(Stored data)

══════

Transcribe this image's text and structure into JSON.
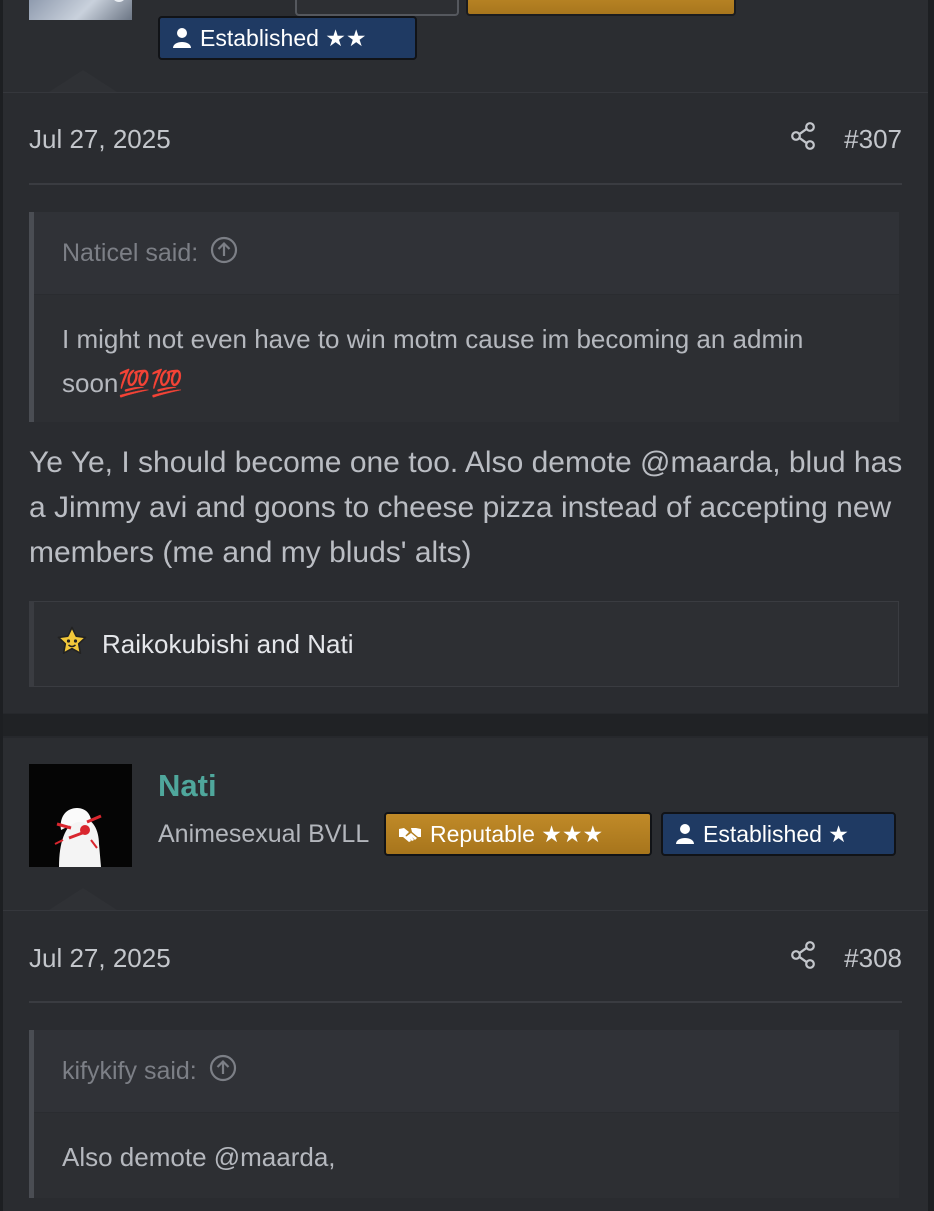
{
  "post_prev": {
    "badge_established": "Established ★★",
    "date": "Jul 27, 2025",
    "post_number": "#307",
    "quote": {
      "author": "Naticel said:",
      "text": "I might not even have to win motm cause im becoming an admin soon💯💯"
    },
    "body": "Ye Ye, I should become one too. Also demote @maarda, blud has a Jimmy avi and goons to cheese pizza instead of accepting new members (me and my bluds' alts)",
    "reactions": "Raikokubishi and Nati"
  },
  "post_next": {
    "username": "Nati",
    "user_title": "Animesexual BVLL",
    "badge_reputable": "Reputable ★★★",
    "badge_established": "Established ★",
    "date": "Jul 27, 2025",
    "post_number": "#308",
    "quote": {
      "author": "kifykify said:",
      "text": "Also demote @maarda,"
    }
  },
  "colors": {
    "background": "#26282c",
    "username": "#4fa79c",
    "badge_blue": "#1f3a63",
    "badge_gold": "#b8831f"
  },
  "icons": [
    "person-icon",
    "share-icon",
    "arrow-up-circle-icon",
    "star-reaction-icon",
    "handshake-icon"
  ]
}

══════

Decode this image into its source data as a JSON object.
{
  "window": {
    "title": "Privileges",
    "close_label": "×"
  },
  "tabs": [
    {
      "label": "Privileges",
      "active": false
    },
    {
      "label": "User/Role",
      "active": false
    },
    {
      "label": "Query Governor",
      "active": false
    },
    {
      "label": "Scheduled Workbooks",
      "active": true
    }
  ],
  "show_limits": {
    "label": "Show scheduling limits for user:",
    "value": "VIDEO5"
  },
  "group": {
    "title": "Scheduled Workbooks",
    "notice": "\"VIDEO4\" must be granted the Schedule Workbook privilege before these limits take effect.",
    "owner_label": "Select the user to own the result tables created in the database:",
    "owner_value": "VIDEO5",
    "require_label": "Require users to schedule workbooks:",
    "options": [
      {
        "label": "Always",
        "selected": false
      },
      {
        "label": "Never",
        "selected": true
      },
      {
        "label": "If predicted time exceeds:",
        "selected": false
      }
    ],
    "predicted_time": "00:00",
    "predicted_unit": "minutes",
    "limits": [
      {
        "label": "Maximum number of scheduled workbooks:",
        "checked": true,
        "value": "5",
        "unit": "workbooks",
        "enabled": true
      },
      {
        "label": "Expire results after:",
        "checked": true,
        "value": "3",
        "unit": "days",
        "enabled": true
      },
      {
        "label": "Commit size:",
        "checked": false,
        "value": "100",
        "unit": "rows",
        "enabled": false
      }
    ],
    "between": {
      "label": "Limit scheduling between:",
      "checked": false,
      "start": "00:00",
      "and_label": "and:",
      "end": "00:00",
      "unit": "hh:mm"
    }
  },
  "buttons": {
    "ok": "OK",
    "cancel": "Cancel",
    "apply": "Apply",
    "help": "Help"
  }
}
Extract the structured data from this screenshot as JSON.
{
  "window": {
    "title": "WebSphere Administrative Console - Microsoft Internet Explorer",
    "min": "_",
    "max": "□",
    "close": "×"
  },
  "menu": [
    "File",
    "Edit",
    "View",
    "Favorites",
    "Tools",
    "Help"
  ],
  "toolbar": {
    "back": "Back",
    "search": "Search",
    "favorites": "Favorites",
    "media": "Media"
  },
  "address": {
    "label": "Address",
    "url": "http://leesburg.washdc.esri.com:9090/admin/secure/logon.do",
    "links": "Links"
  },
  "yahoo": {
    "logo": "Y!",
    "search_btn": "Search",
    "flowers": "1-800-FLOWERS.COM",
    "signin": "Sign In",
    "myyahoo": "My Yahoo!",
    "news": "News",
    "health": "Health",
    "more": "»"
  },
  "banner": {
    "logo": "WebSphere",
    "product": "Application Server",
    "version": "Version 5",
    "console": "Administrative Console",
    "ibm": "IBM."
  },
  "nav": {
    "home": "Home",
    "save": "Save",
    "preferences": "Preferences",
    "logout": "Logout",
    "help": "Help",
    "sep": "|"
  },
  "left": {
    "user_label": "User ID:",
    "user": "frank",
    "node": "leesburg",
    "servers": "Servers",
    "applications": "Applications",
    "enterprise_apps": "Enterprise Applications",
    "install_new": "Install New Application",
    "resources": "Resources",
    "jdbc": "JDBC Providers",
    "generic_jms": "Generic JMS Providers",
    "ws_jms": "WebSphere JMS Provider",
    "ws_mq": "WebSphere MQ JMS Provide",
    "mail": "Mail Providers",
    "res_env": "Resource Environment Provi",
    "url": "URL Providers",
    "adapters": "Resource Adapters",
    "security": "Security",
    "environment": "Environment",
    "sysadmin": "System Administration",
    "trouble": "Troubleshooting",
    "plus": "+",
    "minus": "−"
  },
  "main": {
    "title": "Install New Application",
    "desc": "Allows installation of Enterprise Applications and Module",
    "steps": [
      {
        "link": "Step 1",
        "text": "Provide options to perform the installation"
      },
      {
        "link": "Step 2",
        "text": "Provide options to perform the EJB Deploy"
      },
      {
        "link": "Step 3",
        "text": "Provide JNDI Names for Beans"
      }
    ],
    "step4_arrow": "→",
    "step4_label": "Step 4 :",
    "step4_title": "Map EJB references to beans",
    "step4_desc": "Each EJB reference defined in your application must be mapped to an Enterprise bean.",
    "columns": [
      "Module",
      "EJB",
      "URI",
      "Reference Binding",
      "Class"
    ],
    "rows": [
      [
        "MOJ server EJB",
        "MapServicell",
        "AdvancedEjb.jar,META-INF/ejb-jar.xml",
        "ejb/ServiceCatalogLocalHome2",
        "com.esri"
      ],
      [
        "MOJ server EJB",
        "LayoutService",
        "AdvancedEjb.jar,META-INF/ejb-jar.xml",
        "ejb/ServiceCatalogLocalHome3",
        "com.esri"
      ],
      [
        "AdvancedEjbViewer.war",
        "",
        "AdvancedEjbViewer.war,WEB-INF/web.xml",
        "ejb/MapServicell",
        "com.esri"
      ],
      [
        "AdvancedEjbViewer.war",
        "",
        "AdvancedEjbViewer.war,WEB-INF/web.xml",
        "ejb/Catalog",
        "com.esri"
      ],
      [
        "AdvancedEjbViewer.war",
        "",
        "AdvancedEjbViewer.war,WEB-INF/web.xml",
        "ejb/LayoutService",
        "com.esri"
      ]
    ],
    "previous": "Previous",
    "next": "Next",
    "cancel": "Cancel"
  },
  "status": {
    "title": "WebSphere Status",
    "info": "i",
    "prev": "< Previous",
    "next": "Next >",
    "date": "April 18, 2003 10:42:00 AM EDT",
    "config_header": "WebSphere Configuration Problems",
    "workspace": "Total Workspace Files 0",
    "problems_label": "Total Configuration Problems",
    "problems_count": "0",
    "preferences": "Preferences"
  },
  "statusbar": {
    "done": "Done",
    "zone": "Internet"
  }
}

══════

(Direction)
Spot every line that holds "author" and copy it.

(Reply)
      "author": "Naticel said:",
      "author": "kifykify said:",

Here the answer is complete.